--- START Given records ---

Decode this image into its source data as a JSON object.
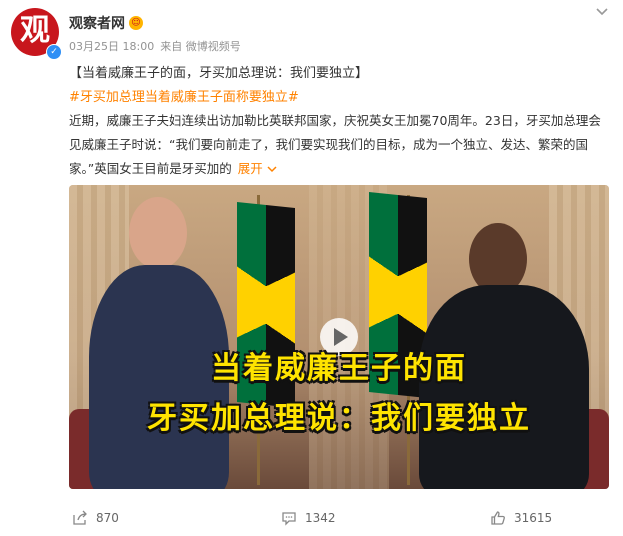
{
  "post": {
    "author": "观察者网",
    "avatar_char": "观",
    "verified_icon": "verified-check-icon",
    "badge_icon": "gold-medal-badge-icon",
    "date": "03月25日 18:00",
    "source": "来自 微博视频号",
    "headline": "【当着威廉王子的面，牙买加总理说：我们要独立】",
    "topic": "#牙买加总理当着威廉王子面称要独立#",
    "body": "近期，威廉王子夫妇连续出访加勒比英联邦国家，庆祝英女王加冕70周年。23日，牙买加总理会见威廉王子时说：“我们要向前走了，我们要实现我们的目标，成为一个独立、发达、繁荣的国家。”英国女王目前是牙买加的",
    "expand_label": "展开",
    "video": {
      "caption_line1": "当着威廉王子的面",
      "caption_line2": "牙买加总理说：我们要独立"
    }
  },
  "footer": {
    "share_count": "870",
    "comment_count": "1342",
    "like_count": "31615"
  },
  "colors": {
    "accent_orange": "#ff8200",
    "brand_red": "#c8161d",
    "caption_yellow": "#ffe400"
  }
}
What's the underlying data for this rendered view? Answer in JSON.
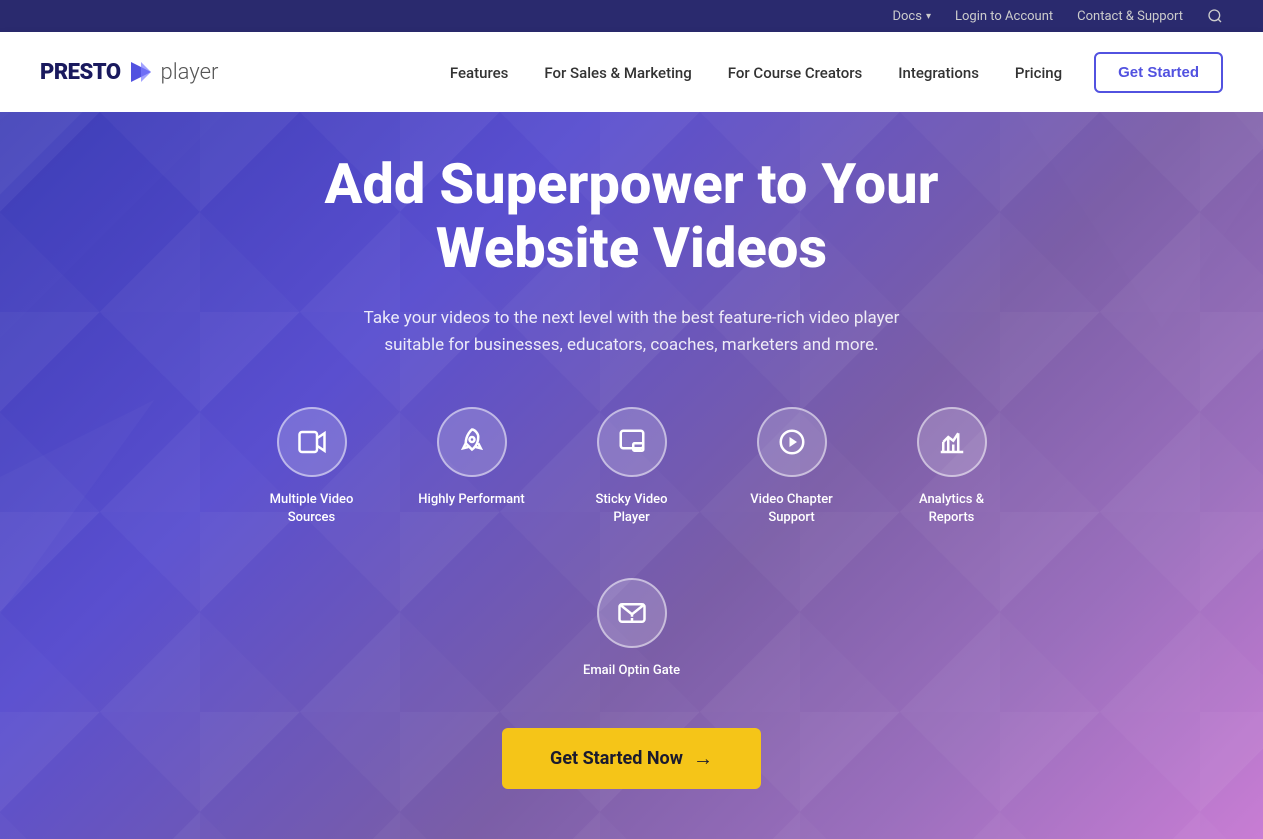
{
  "topbar": {
    "docs_label": "Docs",
    "login_label": "Login to Account",
    "support_label": "Contact & Support"
  },
  "navbar": {
    "logo_presto": "PRESTO",
    "logo_player": "player",
    "nav_items": [
      {
        "id": "features",
        "label": "Features"
      },
      {
        "id": "sales",
        "label": "For Sales & Marketing"
      },
      {
        "id": "course",
        "label": "For Course Creators"
      },
      {
        "id": "integrations",
        "label": "Integrations"
      },
      {
        "id": "pricing",
        "label": "Pricing"
      }
    ],
    "cta_label": "Get Started"
  },
  "hero": {
    "title_line1": "Add Superpower to Your",
    "title_line2": "Website Videos",
    "subtitle": "Take your videos to the next level with the best feature-rich video player suitable for businesses, educators, coaches, marketers and more.",
    "cta_label": "Get Started Now",
    "cta_arrow": "→"
  },
  "features": [
    {
      "id": "video-sources",
      "label": "Multiple Video Sources",
      "icon": "video"
    },
    {
      "id": "performant",
      "label": "Highly Performant",
      "icon": "rocket"
    },
    {
      "id": "sticky",
      "label": "Sticky Video Player",
      "icon": "pip"
    },
    {
      "id": "chapters",
      "label": "Video Chapter Support",
      "icon": "play-list"
    },
    {
      "id": "analytics",
      "label": "Analytics & Reports",
      "icon": "chart"
    },
    {
      "id": "optin",
      "label": "Email Optin Gate",
      "icon": "email"
    }
  ]
}
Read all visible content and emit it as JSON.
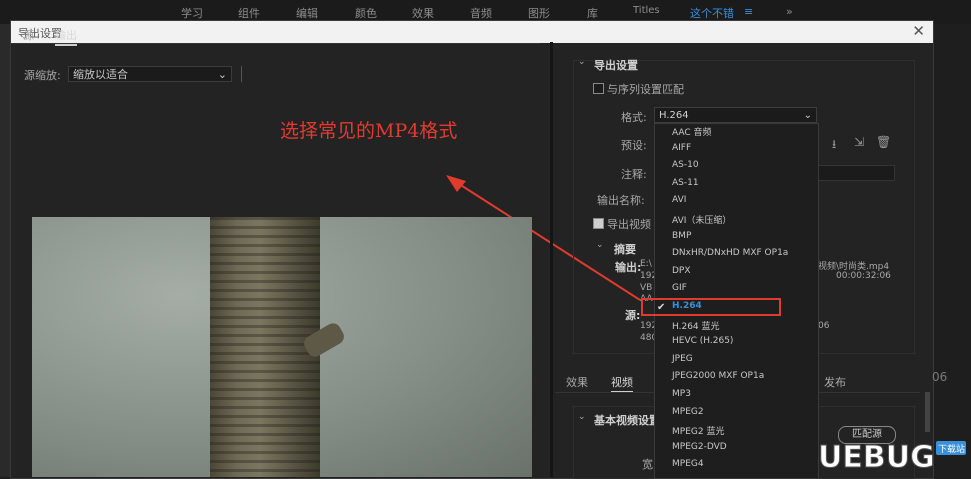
{
  "topbar": {
    "items": [
      "学习",
      "组件",
      "编辑",
      "颜色",
      "效果",
      "音频",
      "图形",
      "库",
      "Titles"
    ],
    "active": "这个不错",
    "active_suffix": "≡",
    "more": "»"
  },
  "dialog": {
    "title": "导出设置",
    "close": "✕"
  },
  "left_pane": {
    "tabs": [
      "源",
      "输出"
    ],
    "source_scale_label": "源缩放:",
    "source_scale_value": "缩放以适合",
    "annotation": "选择常见的MP4格式"
  },
  "export_settings": {
    "header": "导出设置",
    "match_sequence": "与序列设置匹配",
    "format_label": "格式:",
    "format_value": "H.264",
    "preset_label": "预设:",
    "comment_label": "注释:",
    "output_name_label": "输出名称:",
    "export_video": "导出视频",
    "summary_header": "摘要",
    "output_label": "输出:",
    "source_label": "源:",
    "summary_lines": {
      "out1": "E:\\",
      "out_file": "视频\\时尚类.mp4",
      "out2": "192",
      "out_dur": "00:00:32:06",
      "out3": "VB",
      "out4": "AA",
      "src1": "192",
      "src_tail": "06",
      "src2": "480"
    },
    "format_options": [
      "AAC 音频",
      "AIFF",
      "AS-10",
      "AS-11",
      "AVI",
      "AVI（未压缩）",
      "BMP",
      "DNxHR/DNxHD MXF OP1a",
      "DPX",
      "GIF",
      "H.264",
      "H.264 蓝光",
      "HEVC (H.265)",
      "JPEG",
      "JPEG2000 MXF OP1a",
      "MP3",
      "MPEG2",
      "MPEG2 蓝光",
      "MPEG2-DVD",
      "MPEG4"
    ],
    "selected_index": 10
  },
  "bottom_tabs": [
    "效果",
    "视频",
    "发布"
  ],
  "basic_video": {
    "header": "基本视频设置",
    "match_source": "匹配源",
    "width_label": "宽"
  },
  "right_edge_text": "06",
  "watermark": {
    "logo": "UEBUG",
    "sub": "下载站"
  }
}
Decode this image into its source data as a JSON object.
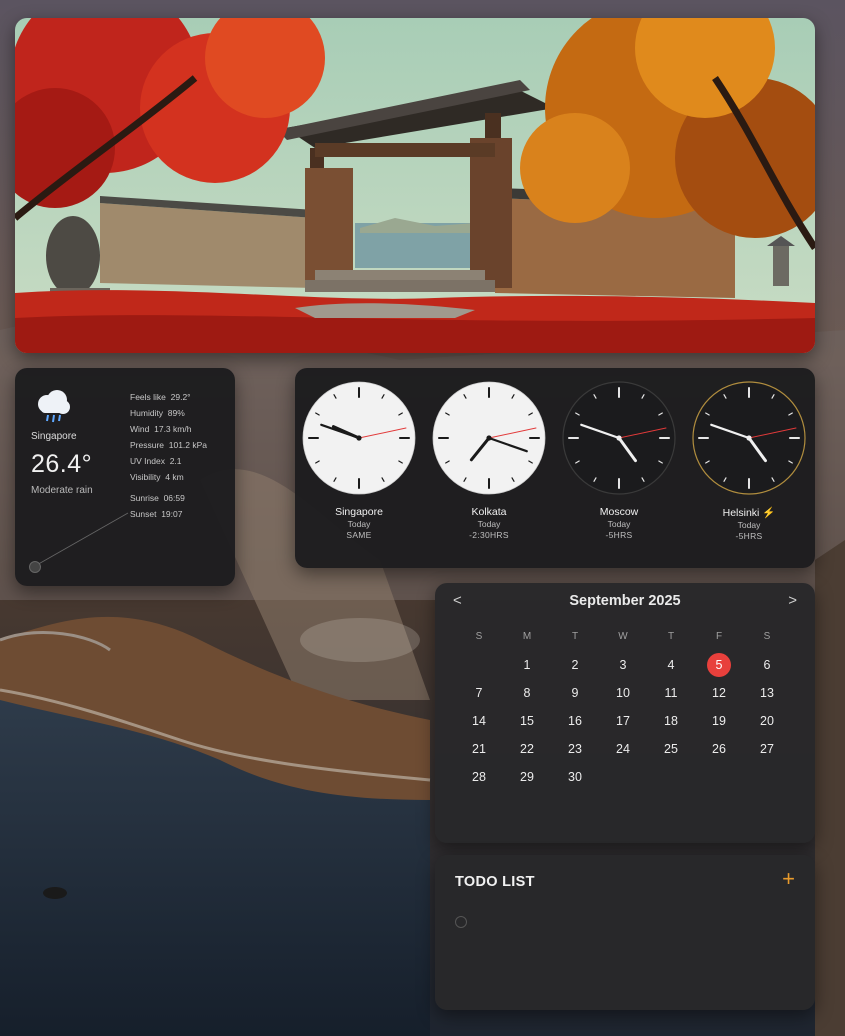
{
  "weather": {
    "city": "Singapore",
    "temperature": "26.4°",
    "condition": "Moderate rain",
    "icon": "cloud-rain-icon",
    "details": [
      {
        "label": "Feels like",
        "value": "29.2°"
      },
      {
        "label": "Humidity",
        "value": "89%"
      },
      {
        "label": "Wind",
        "value": "17.3 km/h"
      },
      {
        "label": "Pressure",
        "value": "101.2 kPa"
      },
      {
        "label": "UV Index",
        "value": "2.1"
      },
      {
        "label": "Visibility",
        "value": "4 km"
      }
    ],
    "sunrise": {
      "label": "Sunrise",
      "value": "06:59"
    },
    "sunset": {
      "label": "Sunset",
      "value": "19:07"
    }
  },
  "clocks": [
    {
      "city": "Singapore",
      "day": "Today",
      "offset": "SAME",
      "face": "light",
      "hour": 9,
      "minute": 48,
      "second": 13
    },
    {
      "city": "Kolkata",
      "day": "Today",
      "offset": "-2:30HRS",
      "face": "light",
      "hour": 7,
      "minute": 18,
      "second": 13
    },
    {
      "city": "Moscow",
      "day": "Today",
      "offset": "-5HRS",
      "face": "dark",
      "hour": 4,
      "minute": 48,
      "second": 13
    },
    {
      "city": "Helsinki ⚡",
      "day": "Today",
      "offset": "-5HRS",
      "face": "dark-gold",
      "hour": 4,
      "minute": 48,
      "second": 13
    }
  ],
  "calendar": {
    "title": "September 2025",
    "prev": "<",
    "next": ">",
    "weekdays": [
      "S",
      "M",
      "T",
      "W",
      "T",
      "F",
      "S"
    ],
    "weeks": [
      [
        "",
        "1",
        "2",
        "3",
        "4",
        "5",
        "6"
      ],
      [
        "7",
        "8",
        "9",
        "10",
        "11",
        "12",
        "13"
      ],
      [
        "14",
        "15",
        "16",
        "17",
        "18",
        "19",
        "20"
      ],
      [
        "21",
        "22",
        "23",
        "24",
        "25",
        "26",
        "27"
      ],
      [
        "28",
        "29",
        "30",
        "",
        "",
        "",
        ""
      ]
    ],
    "today": "5",
    "today_color": "#e8403c"
  },
  "todo": {
    "title": "TODO LIST",
    "add_label": "+",
    "accent": "#e89a2c",
    "input_value": ""
  }
}
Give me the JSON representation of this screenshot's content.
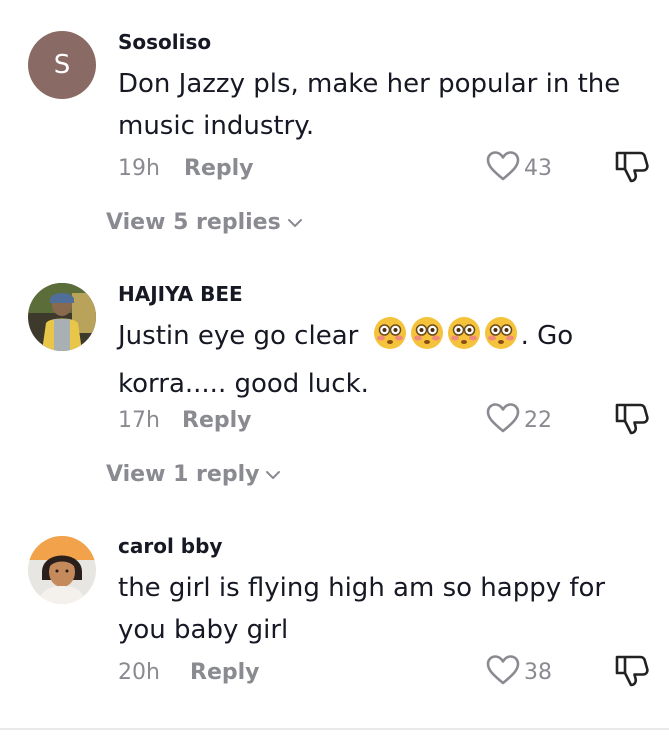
{
  "comments": [
    {
      "avatar_letter": "S",
      "username": "Sosoliso",
      "text_parts": [
        "Don Jazzy pls, make her popular in the",
        "music industry."
      ],
      "time": "19h",
      "reply_label": "Reply",
      "likes": "43",
      "view_replies": "View 5 replies"
    },
    {
      "username": "HAJIYA BEE",
      "text_before": "Justin eye go clear",
      "text_after": ". Go",
      "text_line2": "korra..... good luck.",
      "emoji_icons": [
        "flushed-face-icon",
        "flushed-face-icon",
        "flushed-face-icon",
        "flushed-face-icon"
      ],
      "time": "17h",
      "reply_label": "Reply",
      "likes": "22",
      "view_replies": "View 1 reply"
    },
    {
      "username": "carol bby",
      "text_parts": [
        "the girl is flying high am so happy for",
        "you baby girl"
      ],
      "time": "20h",
      "reply_label": "Reply",
      "likes": "38"
    }
  ],
  "icons": {
    "like": "heart-outline-icon",
    "dislike": "thumbs-down-icon",
    "expand": "chevron-down-icon"
  },
  "colors": {
    "text": "#161823",
    "secondary": "#8a8b91",
    "avatar_letter_bg": "#8a6a64"
  }
}
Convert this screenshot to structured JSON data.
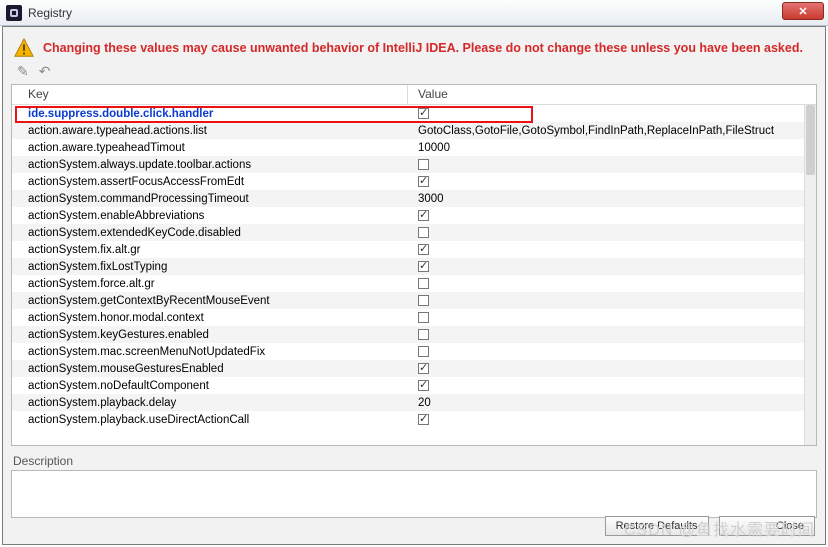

--- END Given records ---

** Aim of the exercise **
In the data above, count the lines where the word "girl" appears; reply with the number only.

** Exercise answer **
2